◆ **TASKS TO PERFORM**:
**A.** Translate this sentence from the Sylow subgroup proof into French: "Every finite group contains a Sylow P -subgroup."
**B.** In the Sylow subgroup proof, on what date was the theorem contributed?
**C.** Continue the Sylow subgroup proof, starting after its last step shown.

◆ **EXCERPT**:
┌────────

Description: Every finite group contains a Sylow P -subgroup. (Contributed by Mario Carneiro, 16-Jan-2015)

Ref Expression
Hypothesis slwn0.1 
|- X = ( Base ` G )
Assertion slwn0 
|- ( ( G e. Grp /\ X e. Fin /\ P e. Prime ) -> ( P pSyl G ) =/= (/) )

Proof

Step Hyp Ref Expression
1 slwn0.1 
 |-  X = ( Base ` G )
2 eqid 
 |-  ( 0g ` G ) = ( 0g ` G )
3 2 0subg 
 |-  ( G e. Grp -> { ( 0g ` G ) } e. ( SubGrp ` G ) )
4 3 3ad2ant1 
 |-  ( ( G e. Grp /\ X e. Fin /\ P e. Prime ) -> { ( 0g ` G ) } e. ( SubGrp ` G ) )
5 simp2 
 |-  ( ( G e. Grp /\ X e. Fin /\ P e. Prime ) -> X e. Fin )
6 2 pgp0 
 |-  ( ( G e. Grp /\ P e. Prime ) -> P pGrp ( G |`s { ( 0g ` G ) } ) )
7 6 3adant2 
 |-  ( ( G e. Grp /\ X e. Fin /\ P e. Prime ) -> P pGrp ( G |`s { ( 0g ` G ) } ) )
8 eqid 
 |-  ( G |`s { ( 0g ` G ) } ) = ( G |`s { ( 0g ` G ) } )

└────────

◆ **MATERIAL SHOWN**:
┌────────

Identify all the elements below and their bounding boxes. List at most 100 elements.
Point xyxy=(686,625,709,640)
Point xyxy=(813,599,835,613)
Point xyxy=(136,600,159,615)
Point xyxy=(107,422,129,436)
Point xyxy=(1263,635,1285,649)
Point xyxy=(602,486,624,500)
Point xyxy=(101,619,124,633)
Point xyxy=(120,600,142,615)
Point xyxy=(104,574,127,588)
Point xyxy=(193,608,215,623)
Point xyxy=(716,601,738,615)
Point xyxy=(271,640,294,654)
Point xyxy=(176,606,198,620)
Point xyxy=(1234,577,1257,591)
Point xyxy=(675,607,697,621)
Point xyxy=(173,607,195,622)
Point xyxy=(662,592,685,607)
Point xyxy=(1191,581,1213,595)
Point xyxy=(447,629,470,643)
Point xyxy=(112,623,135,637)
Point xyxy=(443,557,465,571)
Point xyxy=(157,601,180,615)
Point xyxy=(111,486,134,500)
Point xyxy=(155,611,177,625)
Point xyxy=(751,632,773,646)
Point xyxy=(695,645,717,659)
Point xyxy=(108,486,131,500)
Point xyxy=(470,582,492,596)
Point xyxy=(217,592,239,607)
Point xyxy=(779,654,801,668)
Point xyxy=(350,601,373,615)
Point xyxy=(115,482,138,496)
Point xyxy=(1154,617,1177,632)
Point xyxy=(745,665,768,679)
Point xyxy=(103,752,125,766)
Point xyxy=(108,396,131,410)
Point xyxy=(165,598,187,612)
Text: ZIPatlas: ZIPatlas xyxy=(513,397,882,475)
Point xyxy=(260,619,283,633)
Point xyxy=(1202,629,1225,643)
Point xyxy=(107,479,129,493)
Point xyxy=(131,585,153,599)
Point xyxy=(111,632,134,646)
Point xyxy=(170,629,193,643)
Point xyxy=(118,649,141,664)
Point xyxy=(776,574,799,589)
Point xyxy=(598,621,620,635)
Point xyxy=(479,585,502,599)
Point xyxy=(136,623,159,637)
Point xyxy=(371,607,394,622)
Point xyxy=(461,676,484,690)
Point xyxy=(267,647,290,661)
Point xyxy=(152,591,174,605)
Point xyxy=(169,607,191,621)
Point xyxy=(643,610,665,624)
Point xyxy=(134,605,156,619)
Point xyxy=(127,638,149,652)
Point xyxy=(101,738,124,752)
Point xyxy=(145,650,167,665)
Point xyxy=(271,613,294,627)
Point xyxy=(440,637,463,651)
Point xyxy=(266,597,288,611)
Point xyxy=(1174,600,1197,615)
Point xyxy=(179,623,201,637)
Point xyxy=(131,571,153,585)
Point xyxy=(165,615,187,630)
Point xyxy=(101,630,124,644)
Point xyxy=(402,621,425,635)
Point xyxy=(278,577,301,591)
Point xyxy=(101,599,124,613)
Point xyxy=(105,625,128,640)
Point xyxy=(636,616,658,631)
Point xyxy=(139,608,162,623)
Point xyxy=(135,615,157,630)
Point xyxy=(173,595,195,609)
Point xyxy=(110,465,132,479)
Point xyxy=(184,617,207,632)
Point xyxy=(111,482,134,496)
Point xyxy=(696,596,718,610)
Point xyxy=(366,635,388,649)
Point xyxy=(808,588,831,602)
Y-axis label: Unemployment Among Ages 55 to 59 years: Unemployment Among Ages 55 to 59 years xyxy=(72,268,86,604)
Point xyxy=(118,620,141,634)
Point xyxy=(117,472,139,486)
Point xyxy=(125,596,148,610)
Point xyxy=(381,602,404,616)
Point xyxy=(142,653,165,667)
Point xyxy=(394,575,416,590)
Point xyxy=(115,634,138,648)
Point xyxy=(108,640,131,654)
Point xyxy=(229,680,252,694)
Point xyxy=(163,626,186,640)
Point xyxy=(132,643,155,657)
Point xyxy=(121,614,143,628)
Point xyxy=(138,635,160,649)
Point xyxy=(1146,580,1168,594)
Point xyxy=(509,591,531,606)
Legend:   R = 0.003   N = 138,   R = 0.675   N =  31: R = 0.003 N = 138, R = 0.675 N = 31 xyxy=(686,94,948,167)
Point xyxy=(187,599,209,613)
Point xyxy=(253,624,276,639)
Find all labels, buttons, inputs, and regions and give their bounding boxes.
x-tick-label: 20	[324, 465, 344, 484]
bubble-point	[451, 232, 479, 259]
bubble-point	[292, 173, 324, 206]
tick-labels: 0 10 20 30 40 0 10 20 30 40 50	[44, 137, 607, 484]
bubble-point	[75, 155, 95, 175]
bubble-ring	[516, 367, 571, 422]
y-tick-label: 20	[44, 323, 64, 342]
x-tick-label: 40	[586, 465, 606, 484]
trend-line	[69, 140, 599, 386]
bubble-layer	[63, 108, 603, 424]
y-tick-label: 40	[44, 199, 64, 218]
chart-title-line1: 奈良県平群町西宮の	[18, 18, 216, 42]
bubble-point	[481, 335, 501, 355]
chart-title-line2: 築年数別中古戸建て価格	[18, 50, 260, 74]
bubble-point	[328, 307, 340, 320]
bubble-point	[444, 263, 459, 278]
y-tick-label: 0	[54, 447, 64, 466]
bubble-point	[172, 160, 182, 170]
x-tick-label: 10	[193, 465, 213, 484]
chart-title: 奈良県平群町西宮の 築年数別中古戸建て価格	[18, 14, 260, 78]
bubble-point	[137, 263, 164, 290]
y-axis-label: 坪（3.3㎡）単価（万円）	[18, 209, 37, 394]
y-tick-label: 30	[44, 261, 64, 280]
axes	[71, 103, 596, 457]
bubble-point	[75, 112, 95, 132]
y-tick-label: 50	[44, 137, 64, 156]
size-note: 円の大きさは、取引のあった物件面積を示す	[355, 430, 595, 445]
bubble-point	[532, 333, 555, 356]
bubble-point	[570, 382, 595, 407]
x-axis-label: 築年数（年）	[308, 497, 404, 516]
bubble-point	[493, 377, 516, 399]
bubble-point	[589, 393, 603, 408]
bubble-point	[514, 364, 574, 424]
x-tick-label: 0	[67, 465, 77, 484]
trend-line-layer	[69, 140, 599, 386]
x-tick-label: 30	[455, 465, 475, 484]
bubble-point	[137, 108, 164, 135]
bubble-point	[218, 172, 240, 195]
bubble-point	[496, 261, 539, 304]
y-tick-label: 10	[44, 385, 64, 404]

└────────

◆ **ANSWERS**:
**A.** Tout groupe fini contient un P-sous-groupe de Sylow.

**B.** 16-Jan-2015

**C.**
9 eqid 
 |-  ( x e. { y e. ( SubGrp ` G ) | ( P pGrp ( G |`s y ) /\ { ( 0g ` G ) } C_ y ) } |-> ( # ` x ) ) = ( x e. { y e. ( SubGrp ` G ) | ( P pGrp ( G |`s y ) /\ { ( 0g ` G ) } C_ y ) } |-> ( # ` x ) )
10 1 8 9 pgpssslw 
 |-  ( ( { ( 0g ` G ) } e. ( SubGrp ` G ) /\ X e. Fin /\ P pGrp ( G |`s { ( 0g ` G ) } ) ) -> E. z e. ( P pSyl G ) { ( 0g ` G ) } C_ z )
11 4 5 7 10 syl3anc 
 |-  ( ( G e. Grp /\ X e. Fin /\ P e. Prime ) -> E. z e. ( P pSyl G ) { ( 0g ` G ) } C_ z )
12 rexn0 
 |-  ( E. z e. ( P pSyl G ) { ( 0g ` G ) } C_ z -> ( P pSyl G ) =/= (/) )
13 11 12 syl 
 |-  ( ( G e. Grp /\ X e. Fin /\ P e. Prime ) -> ( P pSyl G ) =/= (/) )